Figure data in JSON -
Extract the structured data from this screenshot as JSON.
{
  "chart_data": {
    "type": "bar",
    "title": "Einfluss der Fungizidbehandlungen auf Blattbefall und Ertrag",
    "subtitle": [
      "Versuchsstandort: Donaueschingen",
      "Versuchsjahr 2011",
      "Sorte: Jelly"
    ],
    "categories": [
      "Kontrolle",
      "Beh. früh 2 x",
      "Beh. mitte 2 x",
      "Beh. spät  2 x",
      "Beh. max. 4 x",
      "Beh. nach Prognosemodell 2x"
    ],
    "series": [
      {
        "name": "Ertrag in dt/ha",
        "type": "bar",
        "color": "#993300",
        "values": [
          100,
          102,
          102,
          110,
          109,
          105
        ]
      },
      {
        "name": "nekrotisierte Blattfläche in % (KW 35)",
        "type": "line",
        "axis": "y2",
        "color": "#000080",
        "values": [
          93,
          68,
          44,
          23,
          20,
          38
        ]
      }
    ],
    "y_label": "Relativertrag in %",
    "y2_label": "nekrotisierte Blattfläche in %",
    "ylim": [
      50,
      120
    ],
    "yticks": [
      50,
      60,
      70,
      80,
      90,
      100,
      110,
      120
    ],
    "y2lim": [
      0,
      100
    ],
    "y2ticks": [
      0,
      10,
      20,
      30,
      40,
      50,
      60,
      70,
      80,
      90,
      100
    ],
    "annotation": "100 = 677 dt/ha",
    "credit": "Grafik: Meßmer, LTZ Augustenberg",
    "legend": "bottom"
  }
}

---

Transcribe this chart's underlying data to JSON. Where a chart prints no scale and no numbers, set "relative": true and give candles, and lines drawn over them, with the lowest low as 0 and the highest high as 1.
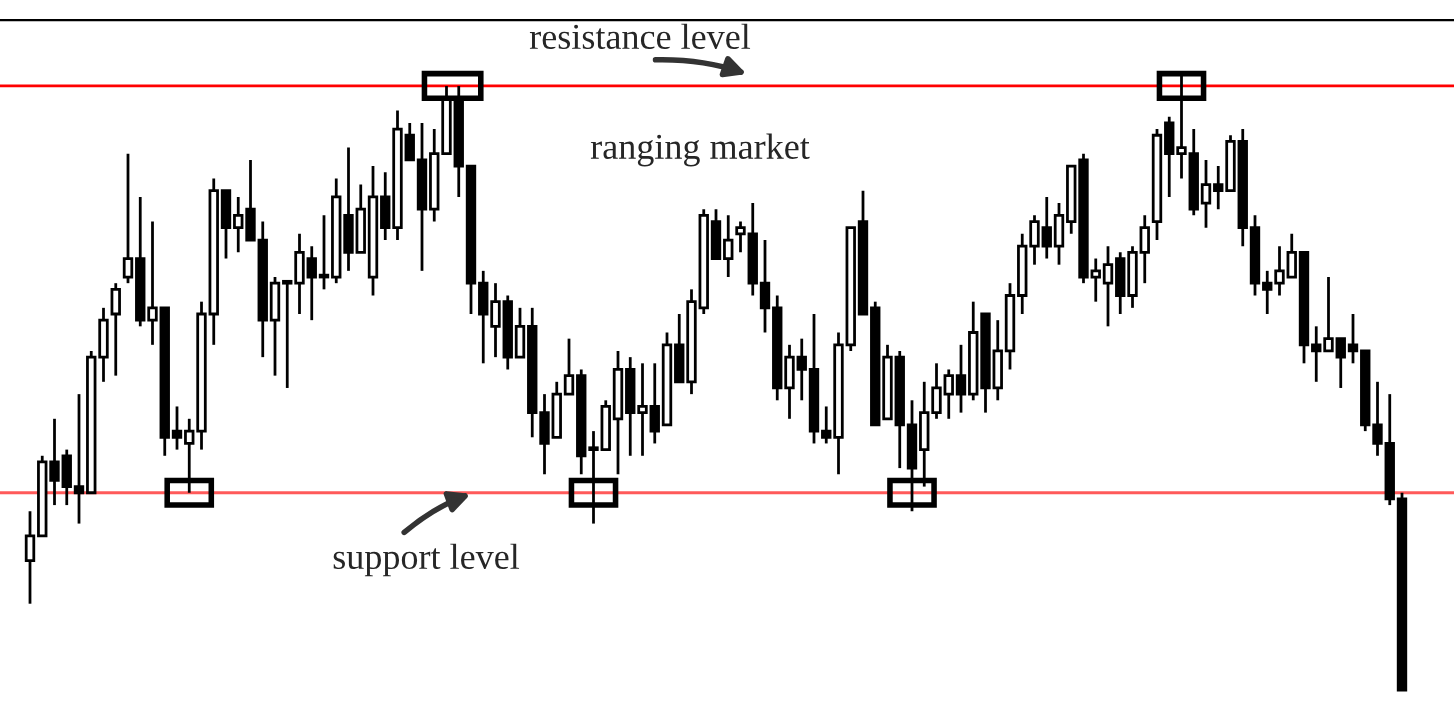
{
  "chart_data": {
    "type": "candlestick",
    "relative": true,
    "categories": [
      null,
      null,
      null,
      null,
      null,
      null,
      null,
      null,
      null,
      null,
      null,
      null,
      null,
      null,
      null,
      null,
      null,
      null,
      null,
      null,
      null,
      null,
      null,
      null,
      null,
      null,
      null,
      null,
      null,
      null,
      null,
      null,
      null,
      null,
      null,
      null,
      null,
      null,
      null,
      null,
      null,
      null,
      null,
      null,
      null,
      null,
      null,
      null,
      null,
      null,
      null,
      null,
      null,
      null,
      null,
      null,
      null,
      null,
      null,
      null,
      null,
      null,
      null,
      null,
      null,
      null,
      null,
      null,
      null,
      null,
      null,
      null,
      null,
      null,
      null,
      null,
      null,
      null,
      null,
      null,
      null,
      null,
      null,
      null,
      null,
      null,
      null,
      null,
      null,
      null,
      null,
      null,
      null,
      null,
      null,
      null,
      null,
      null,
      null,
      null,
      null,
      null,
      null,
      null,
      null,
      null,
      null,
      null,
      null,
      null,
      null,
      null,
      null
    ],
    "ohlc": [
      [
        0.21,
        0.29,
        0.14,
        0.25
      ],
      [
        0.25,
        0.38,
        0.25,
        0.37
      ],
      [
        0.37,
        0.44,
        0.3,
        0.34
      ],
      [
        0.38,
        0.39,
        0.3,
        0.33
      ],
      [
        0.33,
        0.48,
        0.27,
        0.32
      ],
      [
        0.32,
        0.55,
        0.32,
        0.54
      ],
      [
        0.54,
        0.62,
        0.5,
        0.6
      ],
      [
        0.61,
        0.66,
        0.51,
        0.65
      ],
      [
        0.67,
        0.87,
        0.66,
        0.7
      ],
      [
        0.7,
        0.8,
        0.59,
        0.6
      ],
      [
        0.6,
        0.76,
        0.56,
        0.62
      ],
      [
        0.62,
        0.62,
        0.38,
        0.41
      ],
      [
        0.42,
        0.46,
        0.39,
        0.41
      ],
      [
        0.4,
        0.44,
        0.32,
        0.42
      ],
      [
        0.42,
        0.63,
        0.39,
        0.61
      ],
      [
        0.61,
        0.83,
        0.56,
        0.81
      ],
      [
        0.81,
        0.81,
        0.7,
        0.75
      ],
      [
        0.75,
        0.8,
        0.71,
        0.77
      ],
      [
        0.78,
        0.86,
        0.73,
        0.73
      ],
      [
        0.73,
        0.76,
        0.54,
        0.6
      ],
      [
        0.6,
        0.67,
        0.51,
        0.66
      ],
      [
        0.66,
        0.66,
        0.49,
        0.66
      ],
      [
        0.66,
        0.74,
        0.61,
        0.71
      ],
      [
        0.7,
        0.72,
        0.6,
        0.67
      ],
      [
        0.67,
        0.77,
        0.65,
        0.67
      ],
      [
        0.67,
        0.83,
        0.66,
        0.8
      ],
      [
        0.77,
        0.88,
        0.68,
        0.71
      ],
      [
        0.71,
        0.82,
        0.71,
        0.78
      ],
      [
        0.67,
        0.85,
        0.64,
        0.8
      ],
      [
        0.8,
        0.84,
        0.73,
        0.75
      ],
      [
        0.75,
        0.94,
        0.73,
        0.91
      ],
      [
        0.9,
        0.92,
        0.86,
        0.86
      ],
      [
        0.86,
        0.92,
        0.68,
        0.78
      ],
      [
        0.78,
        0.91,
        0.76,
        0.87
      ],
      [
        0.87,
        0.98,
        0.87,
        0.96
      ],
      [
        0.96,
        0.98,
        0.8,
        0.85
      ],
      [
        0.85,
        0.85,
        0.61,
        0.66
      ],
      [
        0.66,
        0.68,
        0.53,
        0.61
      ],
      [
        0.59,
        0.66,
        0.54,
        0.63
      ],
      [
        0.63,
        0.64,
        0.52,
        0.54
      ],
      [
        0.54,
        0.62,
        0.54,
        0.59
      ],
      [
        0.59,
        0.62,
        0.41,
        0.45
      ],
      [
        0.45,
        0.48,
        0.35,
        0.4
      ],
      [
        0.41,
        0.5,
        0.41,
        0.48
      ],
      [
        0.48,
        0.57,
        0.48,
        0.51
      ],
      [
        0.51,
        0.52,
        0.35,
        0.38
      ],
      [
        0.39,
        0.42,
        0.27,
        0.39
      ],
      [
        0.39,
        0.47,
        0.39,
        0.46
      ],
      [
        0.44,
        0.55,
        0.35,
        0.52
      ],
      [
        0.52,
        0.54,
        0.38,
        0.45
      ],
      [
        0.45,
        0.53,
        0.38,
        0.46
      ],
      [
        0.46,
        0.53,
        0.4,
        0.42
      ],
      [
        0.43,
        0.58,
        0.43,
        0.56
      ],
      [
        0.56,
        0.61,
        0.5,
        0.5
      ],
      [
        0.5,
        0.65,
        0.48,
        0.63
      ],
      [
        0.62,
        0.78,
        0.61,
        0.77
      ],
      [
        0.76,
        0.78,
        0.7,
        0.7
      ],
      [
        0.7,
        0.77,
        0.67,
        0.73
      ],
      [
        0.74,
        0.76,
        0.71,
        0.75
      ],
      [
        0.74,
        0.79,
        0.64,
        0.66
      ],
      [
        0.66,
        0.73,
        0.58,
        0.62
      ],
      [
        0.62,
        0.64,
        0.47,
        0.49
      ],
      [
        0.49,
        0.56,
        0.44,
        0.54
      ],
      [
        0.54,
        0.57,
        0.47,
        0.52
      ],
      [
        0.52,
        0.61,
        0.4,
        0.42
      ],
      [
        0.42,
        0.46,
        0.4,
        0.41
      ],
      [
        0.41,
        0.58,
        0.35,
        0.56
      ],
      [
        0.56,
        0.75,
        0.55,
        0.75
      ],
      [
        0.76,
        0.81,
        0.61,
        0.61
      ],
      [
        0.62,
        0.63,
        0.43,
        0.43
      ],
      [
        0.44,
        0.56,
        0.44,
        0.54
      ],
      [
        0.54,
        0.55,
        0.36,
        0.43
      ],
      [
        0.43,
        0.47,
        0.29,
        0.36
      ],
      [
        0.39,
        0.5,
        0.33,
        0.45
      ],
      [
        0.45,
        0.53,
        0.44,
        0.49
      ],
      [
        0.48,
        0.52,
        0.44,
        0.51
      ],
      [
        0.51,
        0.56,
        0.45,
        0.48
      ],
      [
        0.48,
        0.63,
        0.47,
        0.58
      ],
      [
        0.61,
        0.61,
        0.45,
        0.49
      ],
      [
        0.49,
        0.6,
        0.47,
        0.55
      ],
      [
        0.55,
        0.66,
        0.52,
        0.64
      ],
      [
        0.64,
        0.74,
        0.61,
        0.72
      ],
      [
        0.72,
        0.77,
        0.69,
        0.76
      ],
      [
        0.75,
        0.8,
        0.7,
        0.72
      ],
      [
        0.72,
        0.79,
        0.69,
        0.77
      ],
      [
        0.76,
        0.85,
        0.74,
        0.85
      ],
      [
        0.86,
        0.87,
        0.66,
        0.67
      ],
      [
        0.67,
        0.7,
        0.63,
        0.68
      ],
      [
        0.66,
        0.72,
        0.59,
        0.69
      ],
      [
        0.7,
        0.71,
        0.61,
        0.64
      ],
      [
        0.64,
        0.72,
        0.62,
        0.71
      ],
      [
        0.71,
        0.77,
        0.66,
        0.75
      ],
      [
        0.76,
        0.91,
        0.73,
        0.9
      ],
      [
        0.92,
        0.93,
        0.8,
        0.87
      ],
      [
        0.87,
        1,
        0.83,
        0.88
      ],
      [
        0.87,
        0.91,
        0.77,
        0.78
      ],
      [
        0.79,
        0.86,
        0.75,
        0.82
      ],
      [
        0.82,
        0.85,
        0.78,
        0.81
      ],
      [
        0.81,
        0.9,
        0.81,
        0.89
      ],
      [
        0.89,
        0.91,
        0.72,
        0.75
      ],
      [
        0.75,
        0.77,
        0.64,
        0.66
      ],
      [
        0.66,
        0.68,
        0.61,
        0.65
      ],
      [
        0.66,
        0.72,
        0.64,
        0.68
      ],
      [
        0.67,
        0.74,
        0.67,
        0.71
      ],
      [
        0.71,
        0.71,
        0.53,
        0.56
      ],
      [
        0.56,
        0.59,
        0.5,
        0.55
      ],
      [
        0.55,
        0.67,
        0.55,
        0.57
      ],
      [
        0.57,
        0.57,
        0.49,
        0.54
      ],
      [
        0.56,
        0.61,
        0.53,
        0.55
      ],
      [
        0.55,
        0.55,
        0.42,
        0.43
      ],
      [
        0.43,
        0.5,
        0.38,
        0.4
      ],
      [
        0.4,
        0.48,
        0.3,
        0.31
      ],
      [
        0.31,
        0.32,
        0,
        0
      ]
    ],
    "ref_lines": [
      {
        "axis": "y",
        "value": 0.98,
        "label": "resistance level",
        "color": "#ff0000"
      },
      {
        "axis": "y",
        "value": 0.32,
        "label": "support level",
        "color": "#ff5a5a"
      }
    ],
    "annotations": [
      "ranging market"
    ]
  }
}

AIM OF THE EXERCISE -
From the data above, copy each line that holds "true".

COMPLETED TASK -
Transcribe this chart's underlying data to JSON. Where a chart prints no scale and no numbers, set "relative": true and give candles, and lines drawn over them, with the lowest low as 0 and the highest high as 1.
    "relative": true,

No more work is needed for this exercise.